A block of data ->
/---

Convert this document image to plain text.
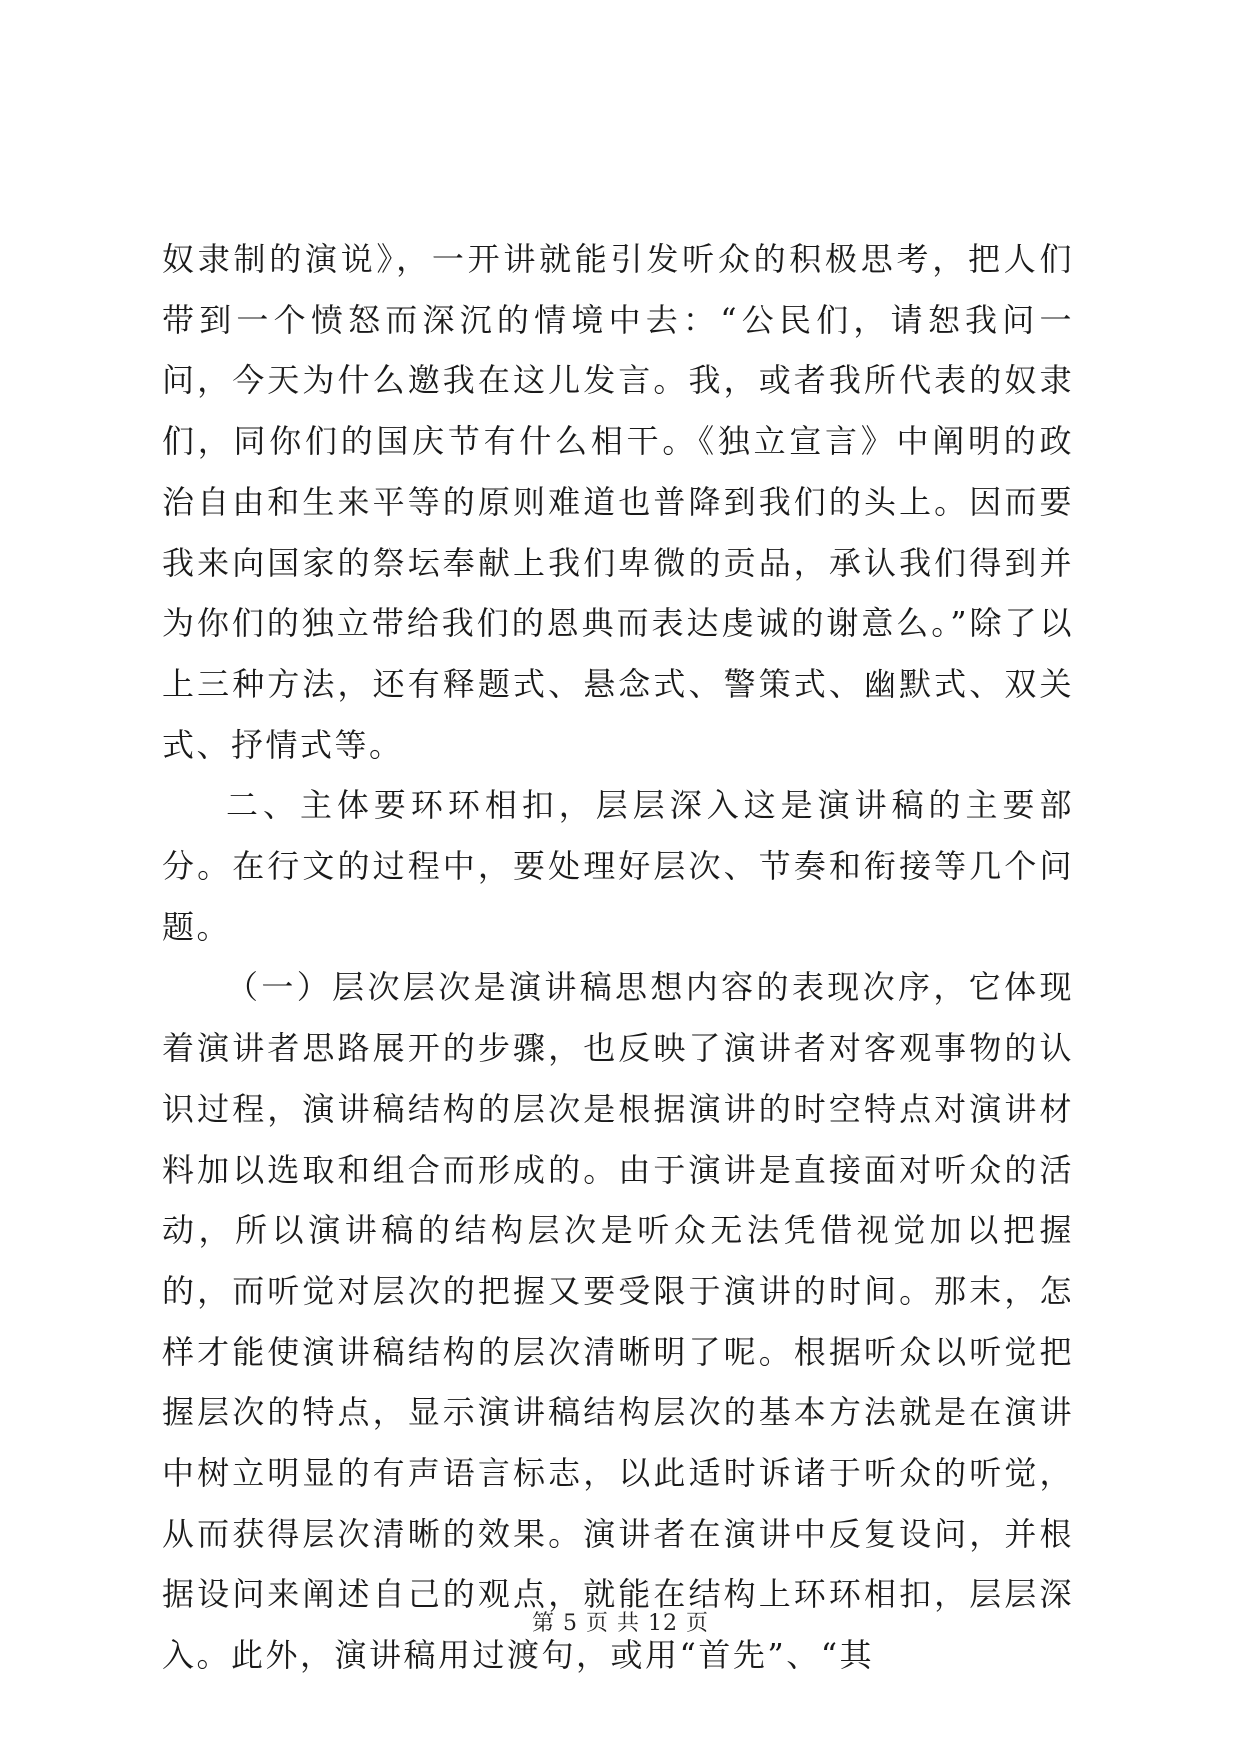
奴隶制的演说》，一开讲就能引发听众的积极思考，把人们带到一个愤怒而深沉的情境中去：“公民们，请恕我问一问，今天为什么邀我在这儿发言。我，或者我所代表的奴隶们，同你们的国庆节有什么相干。《独立宣言》中阐明的政治自由和生来平等的原则难道也普降到我们的头上。因而要我来向国家的祭坛奉献上我们卑微的贡品，承认我们得到并为你们的独立带给我们的恩典而表达虔诚的谢意么。”除了以上三种方法，还有释题式、悬念式、警策式、幽默式、双关式、抒情式等。

二、主体要环环相扣，层层深入这是演讲稿的主要部分。在行文的过程中，要处理好层次、节奏和衔接等几个问题。

（一）层次层次是演讲稿思想内容的表现次序，它体现着演讲者思路展开的步骤，也反映了演讲者对客观事物的认识过程，演讲稿结构的层次是根据演讲的时空特点对演讲材料加以选取和组合而形成的。由于演讲是直接面对听众的活动，所以演讲稿的结构层次是听众无法凭借视觉加以把握的，而听觉对层次的把握又要受限于演讲的时间。那末，怎样才能使演讲稿结构的层次清晰明了呢。根据听众以听觉把握层次的特点，显示演讲稿结构层次的基本方法就是在演讲中树立明显的有声语言标志，以此适时诉诸于听众的听觉，从而获得层次清晰的效果。演讲者在演讲中反复设问，并根据设问来阐述自己的观点，就能在结构上环环相扣，层层深入。此外，演讲稿用过渡句，或用“首先”、“其

第 5 页 共 12 页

\---

All the lines above are to be reproduced exactly, except the pictures.

Result of the task ->
Convert this document image to plain text.
奴隶制的演说》，一开讲就能引发听众的积极思考，把人们带到一个愤怒而深沉的情境中去：“公民们，请恕我问一问，今天为什么邀我在这儿发言。我，或者我所代表的奴隶们，同你们的国庆节有什么相干。《独立宣言》中阐明的政治自由和生来平等的原则难道也普降到我们的头上。因而要我来向国家的祭坛奉献上我们卑微的贡品，承认我们得到并为你们的独立带给我们的恩典而表达虔诚的谢意么。”除了以上三种方法，还有释题式、悬念式、警策式、幽默式、双关式、抒情式等。

二、主体要环环相扣，层层深入这是演讲稿的主要部分。在行文的过程中，要处理好层次、节奏和衔接等几个问题。

（一）层次层次是演讲稿思想内容的表现次序，它体现着演讲者思路展开的步骤，也反映了演讲者对客观事物的认识过程，演讲稿结构的层次是根据演讲的时空特点对演讲材料加以选取和组合而形成的。由于演讲是直接面对听众的活动，所以演讲稿的结构层次是听众无法凭借视觉加以把握的，而听觉对层次的把握又要受限于演讲的时间。那末，怎样才能使演讲稿结构的层次清晰明了呢。根据听众以听觉把握层次的特点，显示演讲稿结构层次的基本方法就是在演讲中树立明显的有声语言标志，以此适时诉诸于听众的听觉，从而获得层次清晰的效果。演讲者在演讲中反复设问，并根据设问来阐述自己的观点，就能在结构上环环相扣，层层深入。此外，演讲稿用过渡句，或用“首先”、“其

第 5 页 共 12 页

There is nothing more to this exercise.